Output each entry verbatim and exclude every picture from it.

-- Start Entries provided --

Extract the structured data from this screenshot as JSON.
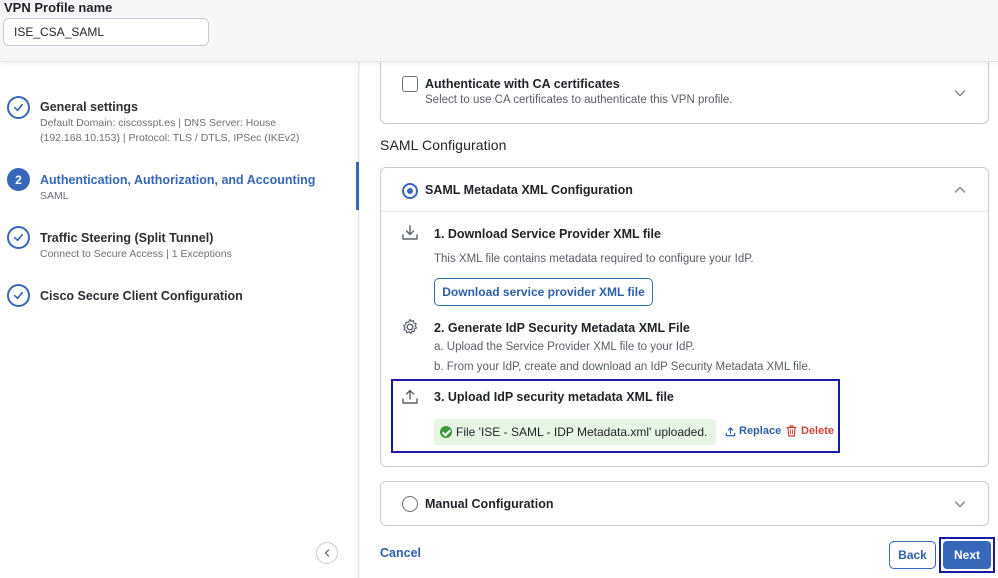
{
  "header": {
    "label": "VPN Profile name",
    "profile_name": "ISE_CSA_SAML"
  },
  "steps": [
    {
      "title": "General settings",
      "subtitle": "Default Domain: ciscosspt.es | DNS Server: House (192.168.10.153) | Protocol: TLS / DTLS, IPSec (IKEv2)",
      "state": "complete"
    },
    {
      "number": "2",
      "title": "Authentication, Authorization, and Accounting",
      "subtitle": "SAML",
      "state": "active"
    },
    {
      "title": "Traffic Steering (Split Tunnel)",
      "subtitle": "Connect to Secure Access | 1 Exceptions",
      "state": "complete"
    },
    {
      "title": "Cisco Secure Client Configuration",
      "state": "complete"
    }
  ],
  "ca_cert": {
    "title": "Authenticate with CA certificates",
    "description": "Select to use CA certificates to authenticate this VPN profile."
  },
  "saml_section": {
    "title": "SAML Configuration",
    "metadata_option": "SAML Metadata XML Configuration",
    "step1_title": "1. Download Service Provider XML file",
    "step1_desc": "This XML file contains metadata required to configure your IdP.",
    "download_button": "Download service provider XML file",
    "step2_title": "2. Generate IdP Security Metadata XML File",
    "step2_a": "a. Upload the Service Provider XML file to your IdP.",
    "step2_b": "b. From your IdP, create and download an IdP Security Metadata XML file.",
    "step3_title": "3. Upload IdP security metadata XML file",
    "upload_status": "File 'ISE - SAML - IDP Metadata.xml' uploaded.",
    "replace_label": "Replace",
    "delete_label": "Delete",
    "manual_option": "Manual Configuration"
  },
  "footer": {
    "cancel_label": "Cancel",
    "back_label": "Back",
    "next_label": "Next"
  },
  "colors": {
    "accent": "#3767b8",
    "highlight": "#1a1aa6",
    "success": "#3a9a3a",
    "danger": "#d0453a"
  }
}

-- End Entries provided --

(Result of the task)
Extract the structured data from this screenshot as JSON.
{
  "header": {
    "label": "VPN Profile name",
    "profile_name": "ISE_CSA_SAML"
  },
  "steps": [
    {
      "title": "General settings",
      "subtitle": "Default Domain: ciscosspt.es | DNS Server: House (192.168.10.153) | Protocol: TLS / DTLS, IPSec (IKEv2)",
      "state": "complete"
    },
    {
      "number": "2",
      "title": "Authentication, Authorization, and Accounting",
      "subtitle": "SAML",
      "state": "active"
    },
    {
      "title": "Traffic Steering (Split Tunnel)",
      "subtitle": "Connect to Secure Access | 1 Exceptions",
      "state": "complete"
    },
    {
      "title": "Cisco Secure Client Configuration",
      "state": "complete"
    }
  ],
  "ca_cert": {
    "title": "Authenticate with CA certificates",
    "description": "Select to use CA certificates to authenticate this VPN profile."
  },
  "saml_section": {
    "title": "SAML Configuration",
    "metadata_option": "SAML Metadata XML Configuration",
    "step1_title": "1. Download Service Provider XML file",
    "step1_desc": "This XML file contains metadata required to configure your IdP.",
    "download_button": "Download service provider XML file",
    "step2_title": "2. Generate IdP Security Metadata XML File",
    "step2_a": "a. Upload the Service Provider XML file to your IdP.",
    "step2_b": "b. From your IdP, create and download an IdP Security Metadata XML file.",
    "step3_title": "3. Upload IdP security metadata XML file",
    "upload_status": "File 'ISE - SAML - IDP Metadata.xml' uploaded.",
    "replace_label": "Replace",
    "delete_label": "Delete",
    "manual_option": "Manual Configuration"
  },
  "footer": {
    "cancel_label": "Cancel",
    "back_label": "Back",
    "next_label": "Next"
  },
  "colors": {
    "accent": "#3767b8",
    "highlight": "#1a1aa6",
    "success": "#3a9a3a",
    "danger": "#d0453a"
  }
}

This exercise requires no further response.